## BEGIN RECORDS FOR PROCESSING

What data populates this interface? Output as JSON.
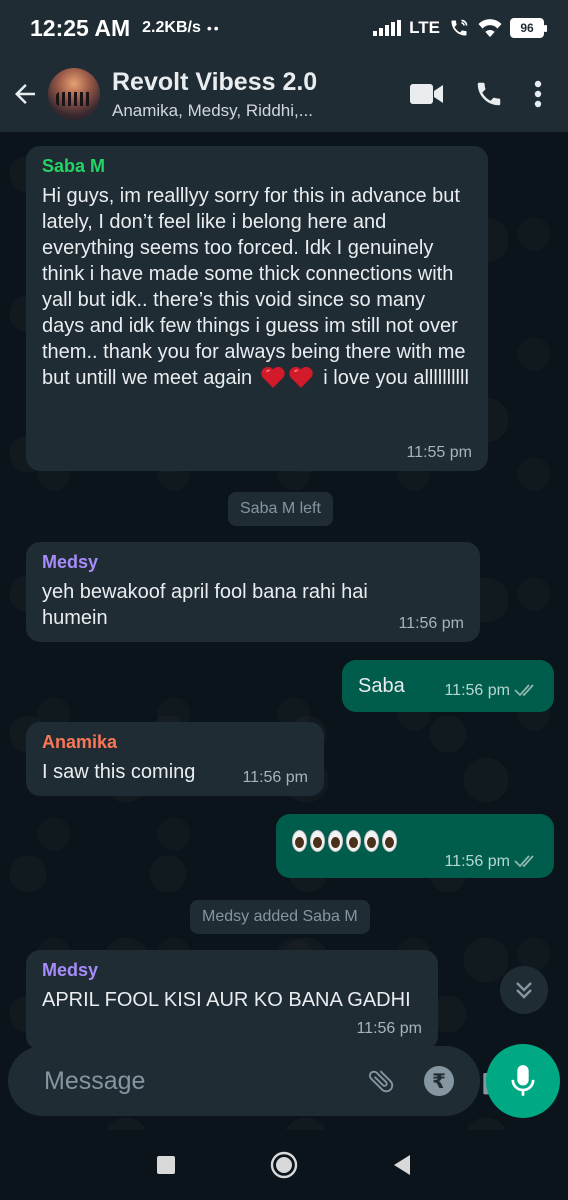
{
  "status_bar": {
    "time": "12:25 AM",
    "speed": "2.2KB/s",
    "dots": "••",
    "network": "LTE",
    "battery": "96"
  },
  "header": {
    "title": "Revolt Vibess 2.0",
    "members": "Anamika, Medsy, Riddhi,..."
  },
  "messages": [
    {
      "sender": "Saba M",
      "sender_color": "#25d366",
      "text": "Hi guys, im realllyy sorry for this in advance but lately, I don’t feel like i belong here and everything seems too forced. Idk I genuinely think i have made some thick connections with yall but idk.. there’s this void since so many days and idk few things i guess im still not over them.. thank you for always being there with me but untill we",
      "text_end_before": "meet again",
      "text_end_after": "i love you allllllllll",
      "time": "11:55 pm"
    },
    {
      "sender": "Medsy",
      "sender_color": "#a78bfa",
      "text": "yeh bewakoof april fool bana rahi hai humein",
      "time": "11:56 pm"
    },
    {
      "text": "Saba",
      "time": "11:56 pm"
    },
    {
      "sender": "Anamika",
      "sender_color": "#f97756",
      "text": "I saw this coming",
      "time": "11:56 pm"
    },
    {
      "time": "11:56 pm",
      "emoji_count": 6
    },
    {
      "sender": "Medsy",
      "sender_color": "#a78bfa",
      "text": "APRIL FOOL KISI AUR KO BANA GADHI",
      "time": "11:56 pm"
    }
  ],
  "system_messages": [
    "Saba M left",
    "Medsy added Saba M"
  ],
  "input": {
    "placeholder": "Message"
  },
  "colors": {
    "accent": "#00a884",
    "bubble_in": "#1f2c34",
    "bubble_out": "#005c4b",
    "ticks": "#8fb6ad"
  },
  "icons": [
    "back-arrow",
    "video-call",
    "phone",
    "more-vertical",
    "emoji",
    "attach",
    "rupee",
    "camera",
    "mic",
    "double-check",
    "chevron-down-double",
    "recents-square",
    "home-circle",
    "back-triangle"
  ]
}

## END RECORDS FOR PROCESSING

WHAT IS REQUIRED -
Count every line in the entries above where the word "Anamika" appears; respond with the number alone.

SOLUTION TO THE EXERCISE -
2